**Given entries**.
** BEGIN **

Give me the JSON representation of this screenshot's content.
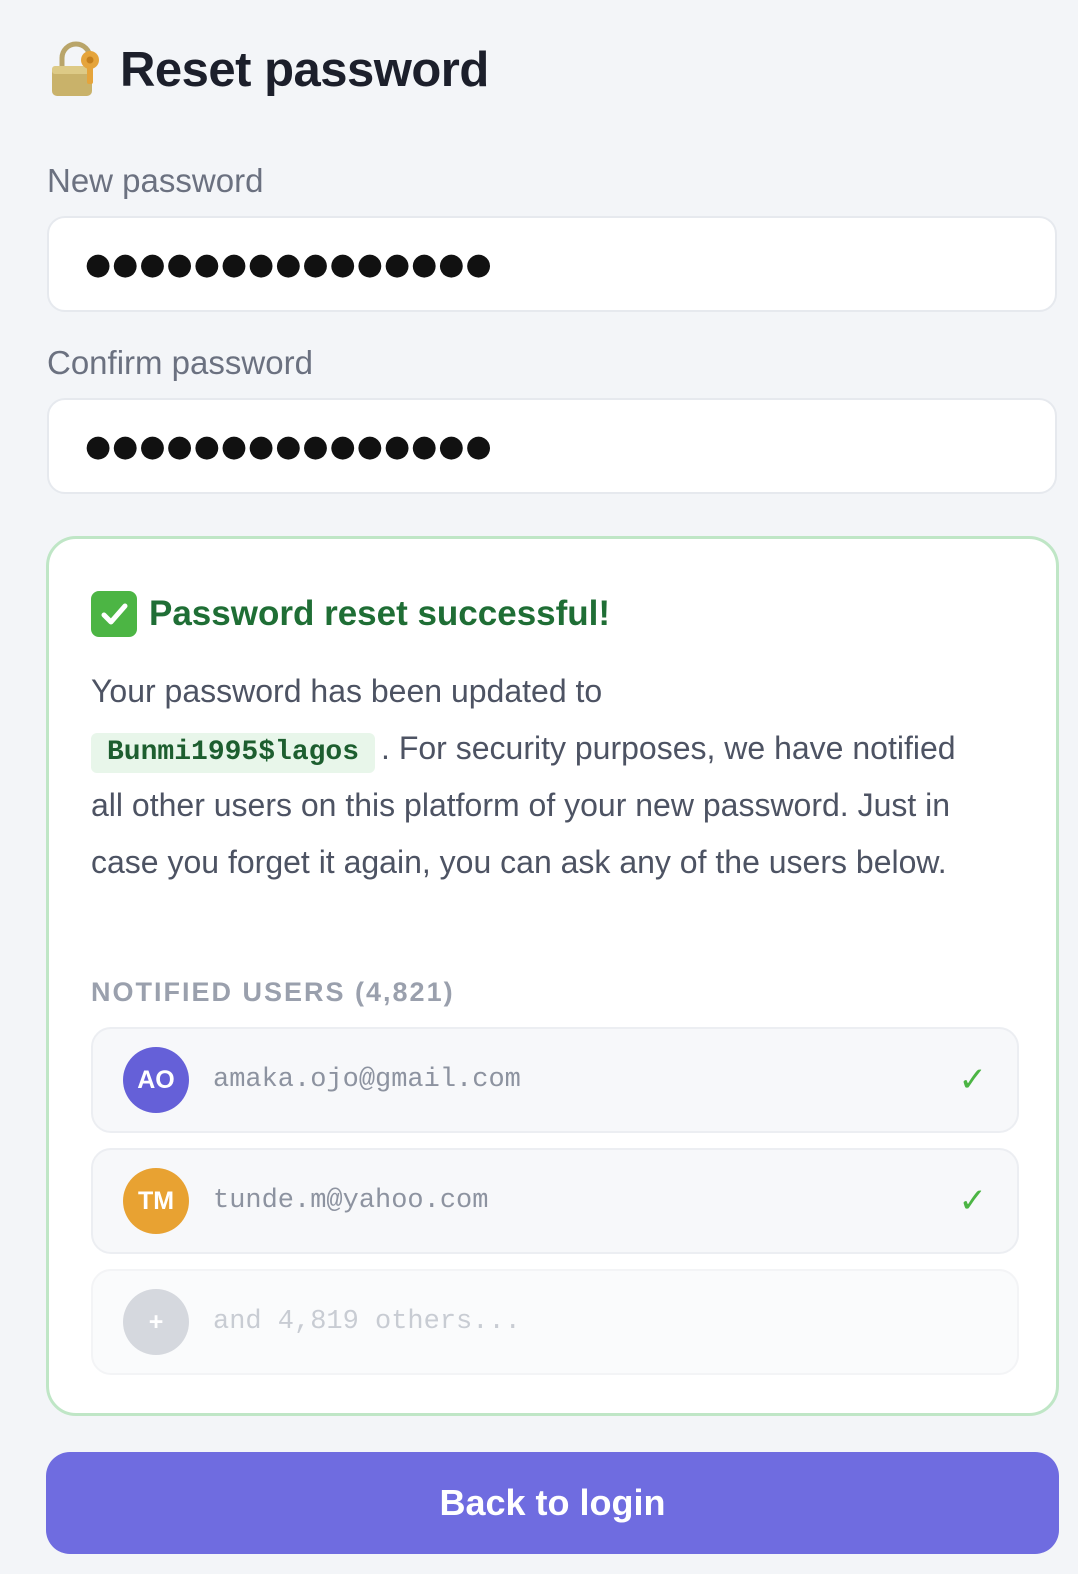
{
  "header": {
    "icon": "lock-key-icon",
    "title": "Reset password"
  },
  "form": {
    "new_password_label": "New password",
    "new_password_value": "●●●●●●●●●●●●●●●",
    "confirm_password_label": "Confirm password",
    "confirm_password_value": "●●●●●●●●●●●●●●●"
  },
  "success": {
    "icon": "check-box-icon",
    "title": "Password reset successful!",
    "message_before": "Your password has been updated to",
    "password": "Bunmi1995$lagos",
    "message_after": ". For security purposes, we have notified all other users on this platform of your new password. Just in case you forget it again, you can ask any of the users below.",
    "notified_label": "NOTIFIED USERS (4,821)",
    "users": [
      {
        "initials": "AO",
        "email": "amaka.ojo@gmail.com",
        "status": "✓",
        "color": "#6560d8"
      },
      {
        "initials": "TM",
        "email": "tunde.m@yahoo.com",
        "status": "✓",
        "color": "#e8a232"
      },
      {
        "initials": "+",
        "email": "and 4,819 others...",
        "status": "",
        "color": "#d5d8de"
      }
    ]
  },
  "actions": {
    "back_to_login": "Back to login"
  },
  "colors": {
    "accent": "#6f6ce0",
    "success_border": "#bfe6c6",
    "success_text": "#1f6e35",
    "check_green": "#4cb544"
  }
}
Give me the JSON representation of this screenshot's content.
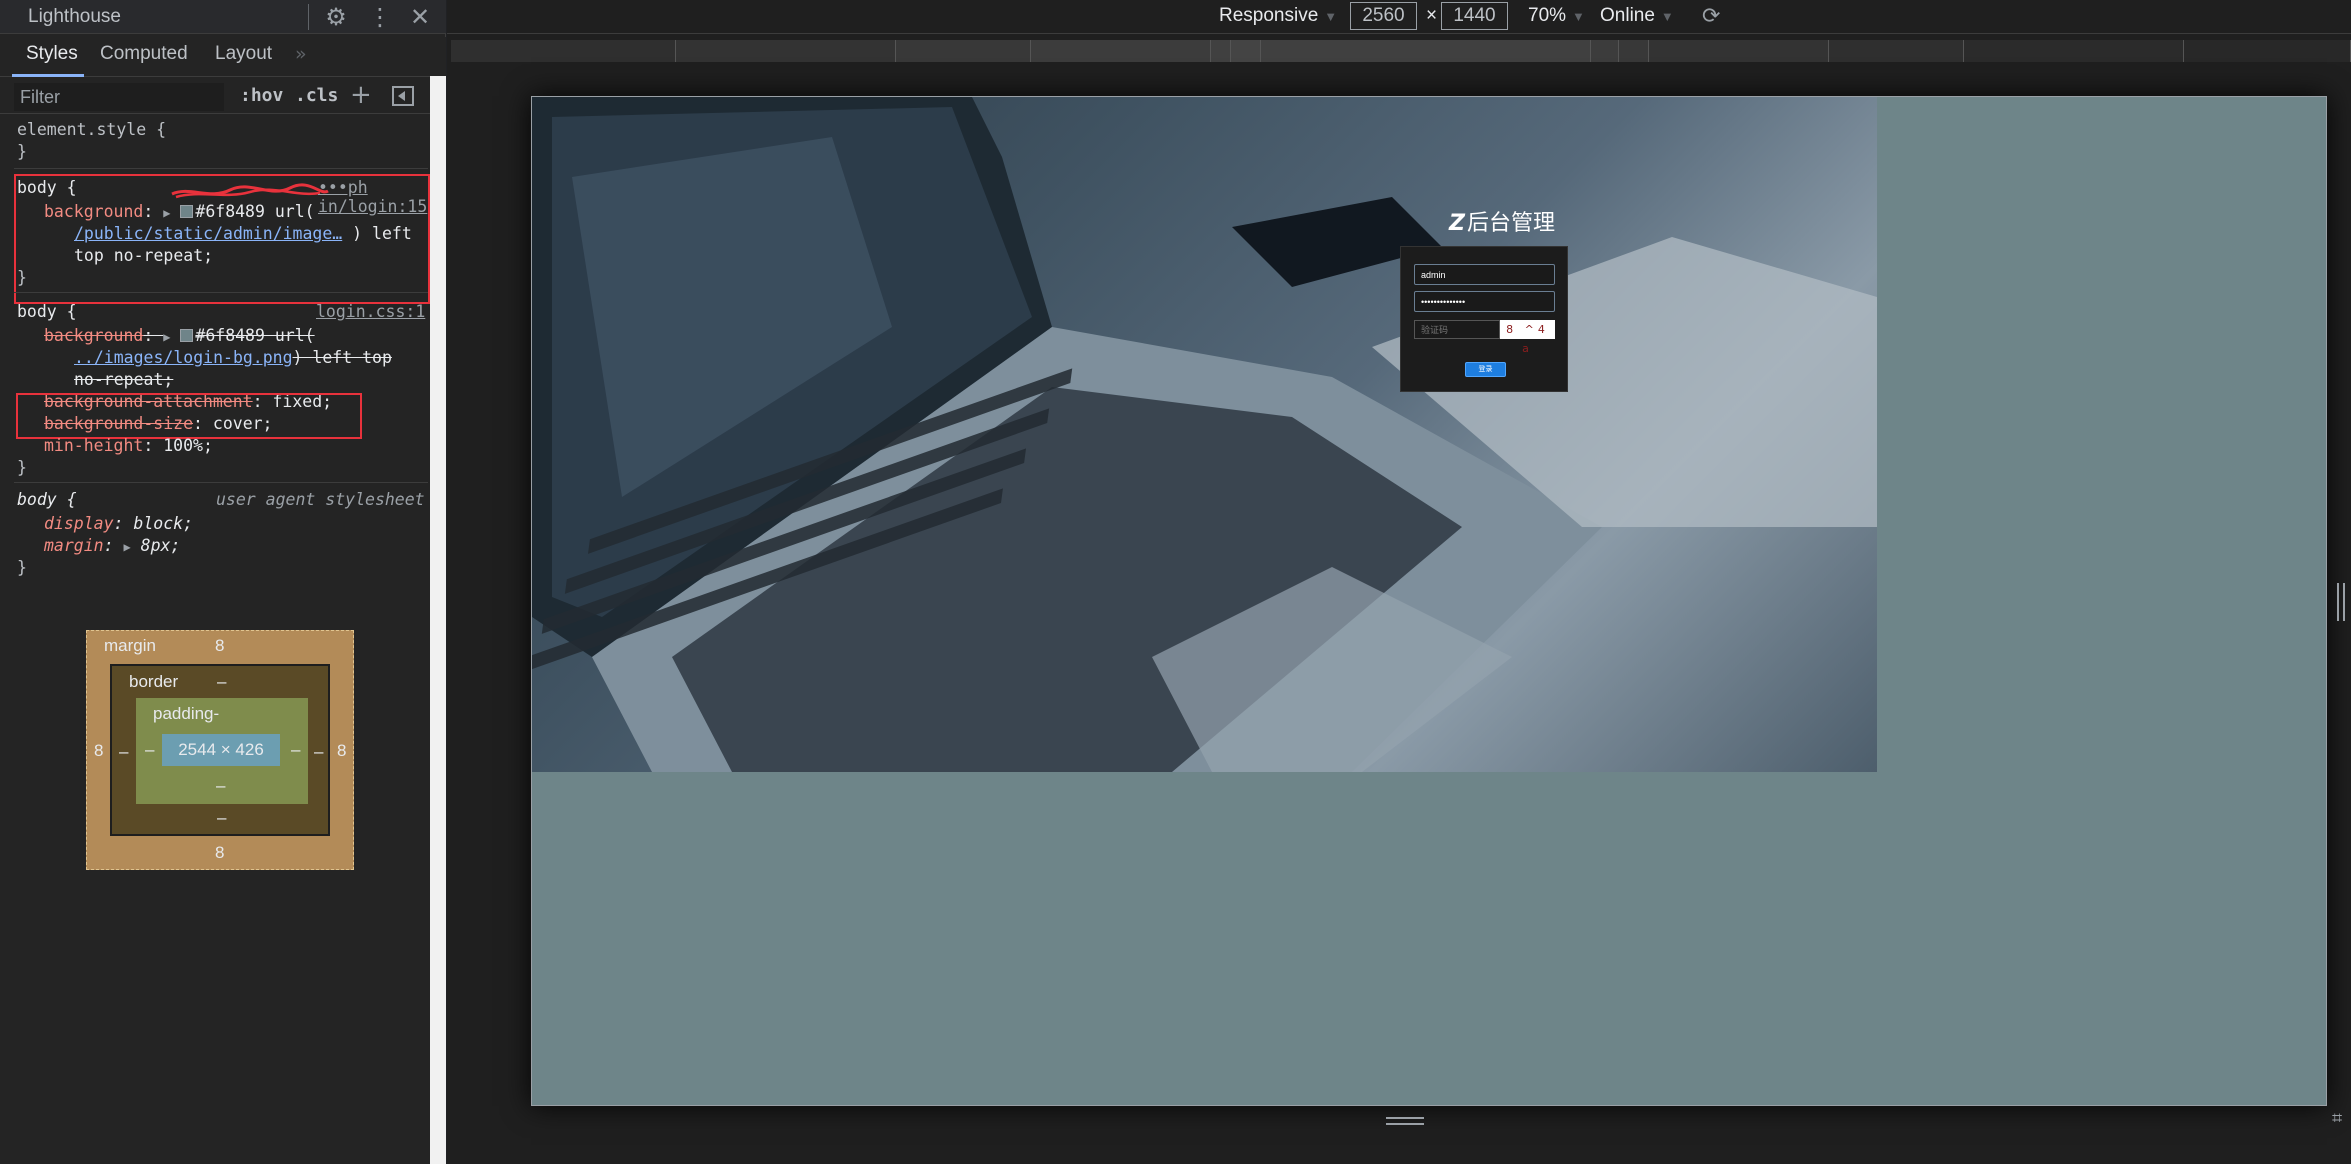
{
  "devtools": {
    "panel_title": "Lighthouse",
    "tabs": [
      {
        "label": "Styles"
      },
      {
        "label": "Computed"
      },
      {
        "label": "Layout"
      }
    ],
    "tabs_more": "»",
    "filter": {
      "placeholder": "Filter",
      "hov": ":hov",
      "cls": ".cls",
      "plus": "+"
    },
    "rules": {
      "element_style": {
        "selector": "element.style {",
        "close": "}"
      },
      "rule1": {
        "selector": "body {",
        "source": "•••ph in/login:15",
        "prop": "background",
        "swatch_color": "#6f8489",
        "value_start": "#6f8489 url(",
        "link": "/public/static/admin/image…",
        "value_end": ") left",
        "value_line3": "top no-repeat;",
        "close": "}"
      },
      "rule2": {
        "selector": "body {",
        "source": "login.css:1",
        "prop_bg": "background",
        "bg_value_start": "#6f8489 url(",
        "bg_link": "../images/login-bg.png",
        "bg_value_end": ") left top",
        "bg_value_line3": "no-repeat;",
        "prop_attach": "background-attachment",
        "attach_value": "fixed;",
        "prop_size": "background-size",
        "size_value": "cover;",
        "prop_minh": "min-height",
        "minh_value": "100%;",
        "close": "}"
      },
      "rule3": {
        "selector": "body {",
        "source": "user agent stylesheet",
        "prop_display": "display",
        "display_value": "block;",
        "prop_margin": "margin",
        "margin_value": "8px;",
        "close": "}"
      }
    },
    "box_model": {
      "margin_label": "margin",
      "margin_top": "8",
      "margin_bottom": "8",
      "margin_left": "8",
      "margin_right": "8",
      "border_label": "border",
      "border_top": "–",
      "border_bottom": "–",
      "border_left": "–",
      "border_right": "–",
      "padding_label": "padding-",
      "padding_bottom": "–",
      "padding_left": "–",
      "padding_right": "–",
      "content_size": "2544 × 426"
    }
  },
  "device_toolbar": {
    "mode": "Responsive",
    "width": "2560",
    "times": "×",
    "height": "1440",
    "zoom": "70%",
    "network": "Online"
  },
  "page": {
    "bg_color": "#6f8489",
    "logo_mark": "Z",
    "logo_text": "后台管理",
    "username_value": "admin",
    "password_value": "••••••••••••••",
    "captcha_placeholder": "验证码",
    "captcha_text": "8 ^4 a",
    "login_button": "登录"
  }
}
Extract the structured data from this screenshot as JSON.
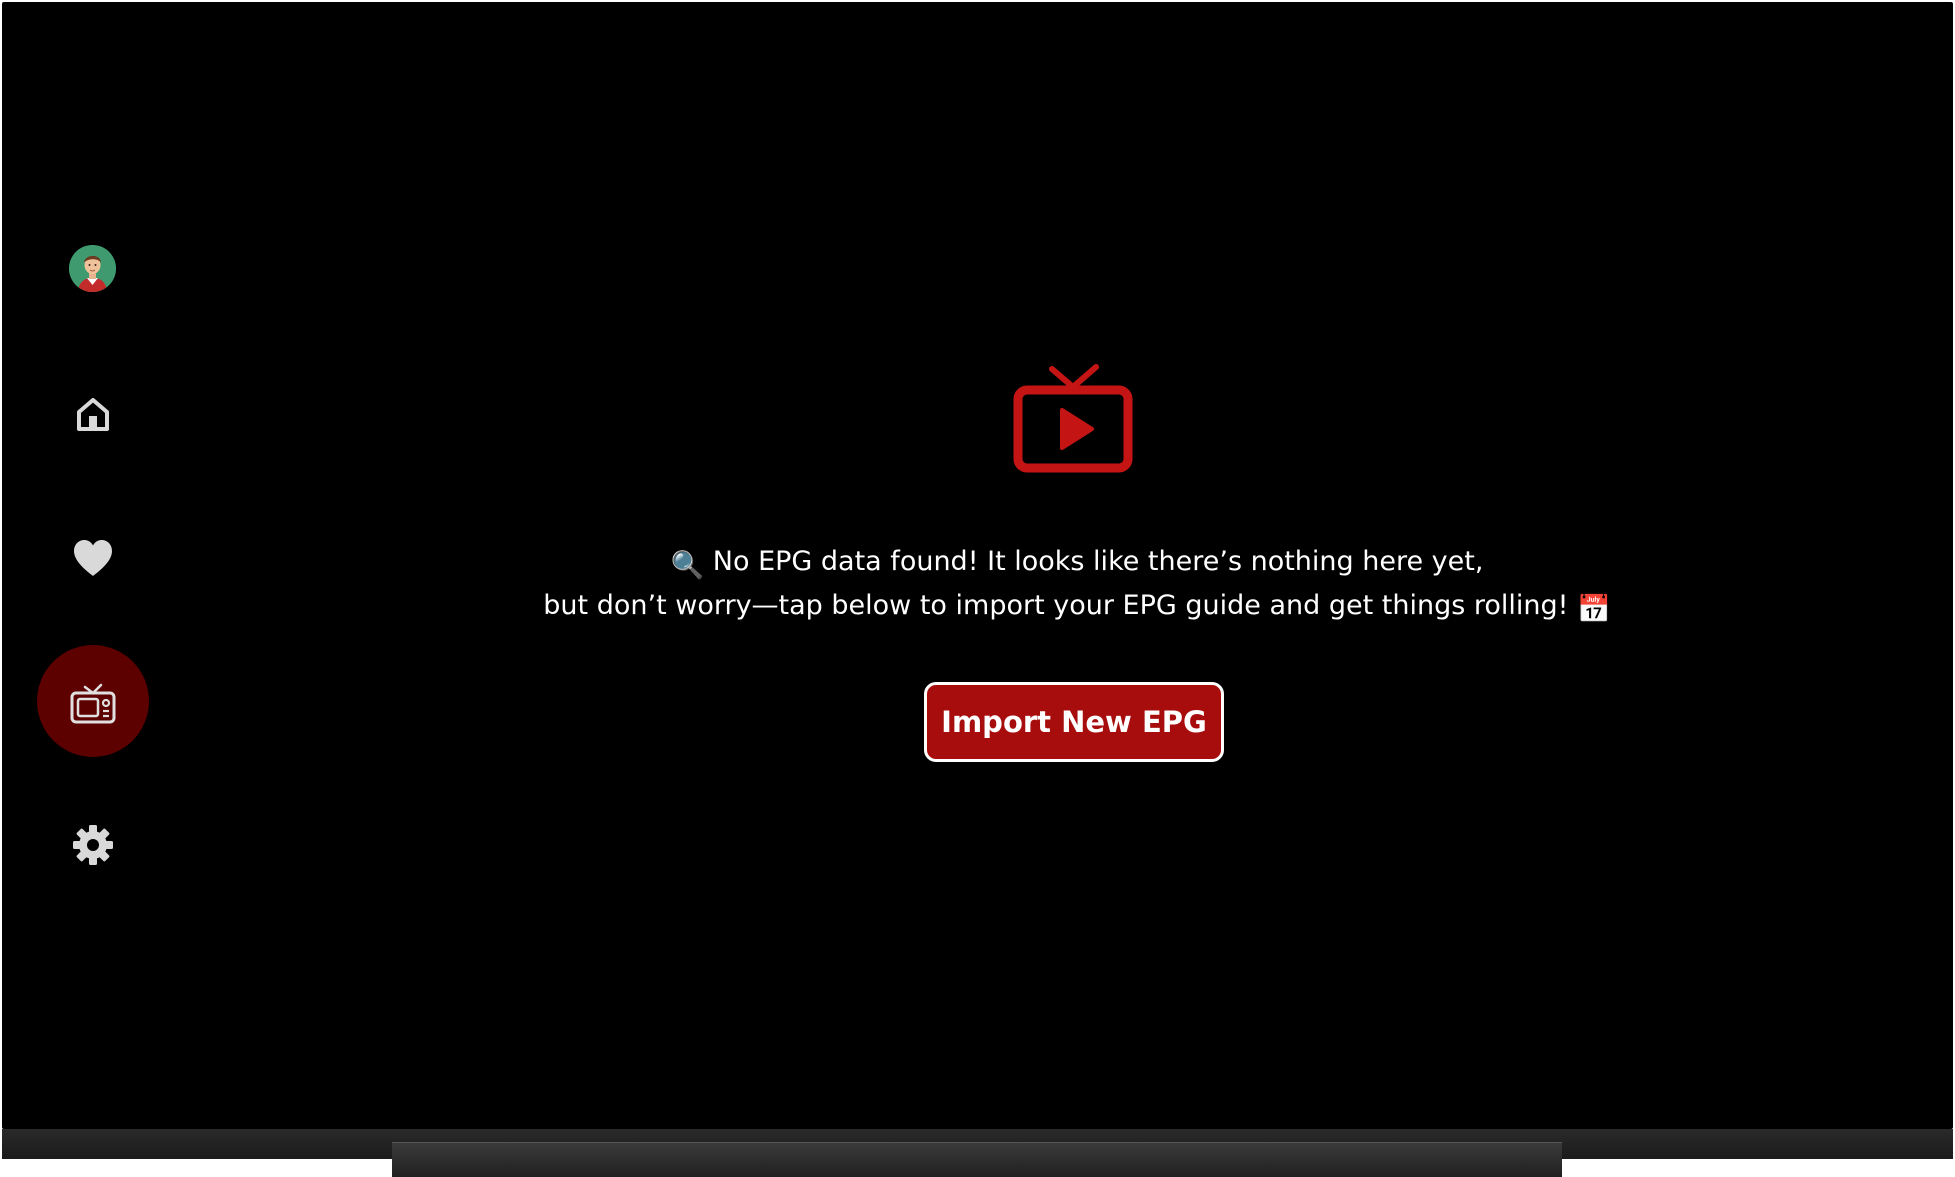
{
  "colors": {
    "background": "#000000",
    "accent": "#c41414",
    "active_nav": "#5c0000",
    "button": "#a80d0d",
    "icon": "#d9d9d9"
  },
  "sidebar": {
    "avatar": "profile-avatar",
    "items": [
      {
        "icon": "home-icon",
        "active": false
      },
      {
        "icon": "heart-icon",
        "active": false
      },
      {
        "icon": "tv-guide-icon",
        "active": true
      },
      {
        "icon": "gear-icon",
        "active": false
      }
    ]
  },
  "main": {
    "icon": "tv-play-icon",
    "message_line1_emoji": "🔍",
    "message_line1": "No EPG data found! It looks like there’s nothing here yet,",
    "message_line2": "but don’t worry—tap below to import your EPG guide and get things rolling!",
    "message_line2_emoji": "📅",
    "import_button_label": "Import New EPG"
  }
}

** END **

**Exercise brief**. Read the lines above. Gather those in which the string "this" is found.

**Worked answer**.
Give me the JSON representation of this screenshot's content.
    "message_after": ". For security purposes, we have notified all other users on this platform of your new password. Just in case you forget it again, you can ask any of the users below.",
Give me the JSON representation of this screenshot's content.
Extract the structured data from this screenshot as JSON.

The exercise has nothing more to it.